- THE REQUEST:
In the entries that follow, count each line containing "dendritic" and state the total, nothing more.

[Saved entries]
= = = = =

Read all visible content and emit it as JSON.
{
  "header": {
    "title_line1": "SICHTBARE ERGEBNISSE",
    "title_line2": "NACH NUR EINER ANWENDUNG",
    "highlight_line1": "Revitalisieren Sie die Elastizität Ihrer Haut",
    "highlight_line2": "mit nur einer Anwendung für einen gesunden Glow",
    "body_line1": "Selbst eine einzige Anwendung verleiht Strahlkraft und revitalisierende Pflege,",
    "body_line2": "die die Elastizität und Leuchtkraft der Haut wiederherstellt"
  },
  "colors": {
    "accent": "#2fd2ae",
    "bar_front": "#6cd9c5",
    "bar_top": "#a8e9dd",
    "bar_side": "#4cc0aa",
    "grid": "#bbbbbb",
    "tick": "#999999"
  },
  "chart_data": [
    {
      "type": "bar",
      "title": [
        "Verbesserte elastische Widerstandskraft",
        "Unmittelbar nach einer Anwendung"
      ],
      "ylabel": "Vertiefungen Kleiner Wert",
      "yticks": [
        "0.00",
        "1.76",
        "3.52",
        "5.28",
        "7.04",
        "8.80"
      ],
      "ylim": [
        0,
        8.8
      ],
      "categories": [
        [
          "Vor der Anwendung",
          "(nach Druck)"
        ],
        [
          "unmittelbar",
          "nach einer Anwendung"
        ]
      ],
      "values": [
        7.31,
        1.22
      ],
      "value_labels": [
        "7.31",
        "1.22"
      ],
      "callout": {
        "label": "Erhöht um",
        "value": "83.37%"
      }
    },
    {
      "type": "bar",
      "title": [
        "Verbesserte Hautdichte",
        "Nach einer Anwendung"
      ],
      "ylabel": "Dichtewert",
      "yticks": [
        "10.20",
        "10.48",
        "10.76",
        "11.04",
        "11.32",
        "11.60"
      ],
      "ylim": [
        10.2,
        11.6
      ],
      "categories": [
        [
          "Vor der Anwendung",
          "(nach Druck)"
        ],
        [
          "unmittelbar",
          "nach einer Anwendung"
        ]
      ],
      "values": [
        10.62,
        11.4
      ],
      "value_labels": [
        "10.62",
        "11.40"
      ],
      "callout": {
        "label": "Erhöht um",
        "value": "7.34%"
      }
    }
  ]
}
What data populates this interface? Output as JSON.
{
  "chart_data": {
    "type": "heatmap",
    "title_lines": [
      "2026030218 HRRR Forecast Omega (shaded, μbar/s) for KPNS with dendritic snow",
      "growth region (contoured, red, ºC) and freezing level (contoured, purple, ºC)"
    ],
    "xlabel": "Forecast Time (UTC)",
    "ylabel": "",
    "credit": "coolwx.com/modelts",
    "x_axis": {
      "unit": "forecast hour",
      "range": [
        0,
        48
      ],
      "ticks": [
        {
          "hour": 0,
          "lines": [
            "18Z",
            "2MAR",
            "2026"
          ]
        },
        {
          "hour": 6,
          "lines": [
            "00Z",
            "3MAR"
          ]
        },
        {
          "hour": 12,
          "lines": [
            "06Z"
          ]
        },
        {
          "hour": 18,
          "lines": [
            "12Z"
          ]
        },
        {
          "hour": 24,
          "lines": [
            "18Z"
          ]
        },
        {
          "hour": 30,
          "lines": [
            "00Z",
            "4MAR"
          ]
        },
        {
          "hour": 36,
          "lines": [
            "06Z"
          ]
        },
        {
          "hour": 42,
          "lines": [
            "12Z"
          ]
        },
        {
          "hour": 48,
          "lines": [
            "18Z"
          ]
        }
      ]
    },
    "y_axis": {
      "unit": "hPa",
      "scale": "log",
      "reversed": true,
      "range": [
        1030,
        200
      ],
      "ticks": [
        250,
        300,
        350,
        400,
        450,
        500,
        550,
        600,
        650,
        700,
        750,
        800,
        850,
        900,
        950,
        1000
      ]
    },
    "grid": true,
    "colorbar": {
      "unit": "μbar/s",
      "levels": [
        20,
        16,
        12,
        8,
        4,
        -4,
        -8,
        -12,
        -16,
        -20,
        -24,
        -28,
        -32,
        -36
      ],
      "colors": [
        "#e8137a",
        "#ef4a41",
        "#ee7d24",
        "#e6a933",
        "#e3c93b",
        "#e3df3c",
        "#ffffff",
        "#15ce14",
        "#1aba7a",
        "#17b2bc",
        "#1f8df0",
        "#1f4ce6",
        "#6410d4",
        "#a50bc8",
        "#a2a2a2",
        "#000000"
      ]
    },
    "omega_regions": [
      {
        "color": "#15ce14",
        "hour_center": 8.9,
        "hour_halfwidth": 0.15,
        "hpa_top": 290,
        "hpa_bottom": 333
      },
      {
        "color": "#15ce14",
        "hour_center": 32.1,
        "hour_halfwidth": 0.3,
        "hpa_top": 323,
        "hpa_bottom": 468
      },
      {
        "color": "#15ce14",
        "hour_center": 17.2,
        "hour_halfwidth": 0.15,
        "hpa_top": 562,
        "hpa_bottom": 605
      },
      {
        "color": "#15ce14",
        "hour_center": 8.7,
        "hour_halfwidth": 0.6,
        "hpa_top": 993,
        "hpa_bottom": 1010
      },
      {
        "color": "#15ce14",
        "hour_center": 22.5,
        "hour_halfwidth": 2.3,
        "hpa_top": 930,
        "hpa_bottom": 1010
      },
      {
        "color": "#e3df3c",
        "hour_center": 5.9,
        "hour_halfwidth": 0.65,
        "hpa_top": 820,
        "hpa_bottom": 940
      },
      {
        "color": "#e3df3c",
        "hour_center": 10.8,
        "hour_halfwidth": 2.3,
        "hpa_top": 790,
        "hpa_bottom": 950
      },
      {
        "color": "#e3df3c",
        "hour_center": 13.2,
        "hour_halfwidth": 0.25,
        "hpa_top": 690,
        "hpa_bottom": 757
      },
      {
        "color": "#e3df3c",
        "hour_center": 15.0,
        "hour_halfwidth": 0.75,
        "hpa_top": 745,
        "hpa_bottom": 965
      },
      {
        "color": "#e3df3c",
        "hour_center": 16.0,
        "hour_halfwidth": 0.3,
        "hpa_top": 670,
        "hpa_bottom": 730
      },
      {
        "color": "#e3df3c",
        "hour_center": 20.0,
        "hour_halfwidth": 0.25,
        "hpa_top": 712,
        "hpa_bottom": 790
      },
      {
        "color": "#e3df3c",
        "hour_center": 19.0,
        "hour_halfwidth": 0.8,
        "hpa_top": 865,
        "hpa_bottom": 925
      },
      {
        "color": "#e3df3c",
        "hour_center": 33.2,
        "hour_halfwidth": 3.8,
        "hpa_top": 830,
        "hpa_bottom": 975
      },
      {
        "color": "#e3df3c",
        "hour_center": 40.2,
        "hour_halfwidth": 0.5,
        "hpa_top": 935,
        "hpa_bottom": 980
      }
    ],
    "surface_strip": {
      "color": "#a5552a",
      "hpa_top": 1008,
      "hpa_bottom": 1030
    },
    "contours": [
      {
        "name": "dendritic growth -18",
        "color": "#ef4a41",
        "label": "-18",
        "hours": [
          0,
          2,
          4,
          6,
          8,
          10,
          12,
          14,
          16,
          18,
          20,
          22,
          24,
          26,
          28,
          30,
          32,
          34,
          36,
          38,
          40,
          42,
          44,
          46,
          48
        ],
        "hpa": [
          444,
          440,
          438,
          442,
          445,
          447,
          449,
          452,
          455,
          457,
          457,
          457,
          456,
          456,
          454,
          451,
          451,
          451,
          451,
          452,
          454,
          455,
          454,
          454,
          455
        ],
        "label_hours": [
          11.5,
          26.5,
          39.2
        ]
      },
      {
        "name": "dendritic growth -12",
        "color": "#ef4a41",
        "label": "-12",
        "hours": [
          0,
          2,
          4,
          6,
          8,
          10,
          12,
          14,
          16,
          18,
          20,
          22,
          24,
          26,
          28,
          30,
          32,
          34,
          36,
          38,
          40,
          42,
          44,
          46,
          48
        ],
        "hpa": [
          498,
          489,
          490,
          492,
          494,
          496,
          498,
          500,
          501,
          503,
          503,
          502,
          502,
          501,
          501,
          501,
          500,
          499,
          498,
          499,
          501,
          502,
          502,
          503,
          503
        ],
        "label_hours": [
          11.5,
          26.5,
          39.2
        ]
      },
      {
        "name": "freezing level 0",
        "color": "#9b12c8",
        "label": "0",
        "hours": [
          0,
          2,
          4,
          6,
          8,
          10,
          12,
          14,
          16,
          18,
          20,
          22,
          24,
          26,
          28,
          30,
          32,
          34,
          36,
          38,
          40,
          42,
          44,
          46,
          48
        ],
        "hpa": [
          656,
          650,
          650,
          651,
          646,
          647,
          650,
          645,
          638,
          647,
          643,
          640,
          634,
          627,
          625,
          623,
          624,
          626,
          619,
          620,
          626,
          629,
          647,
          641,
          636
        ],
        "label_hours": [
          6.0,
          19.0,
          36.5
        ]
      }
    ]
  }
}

= = = = =

- CORRECT OUTPUT:
3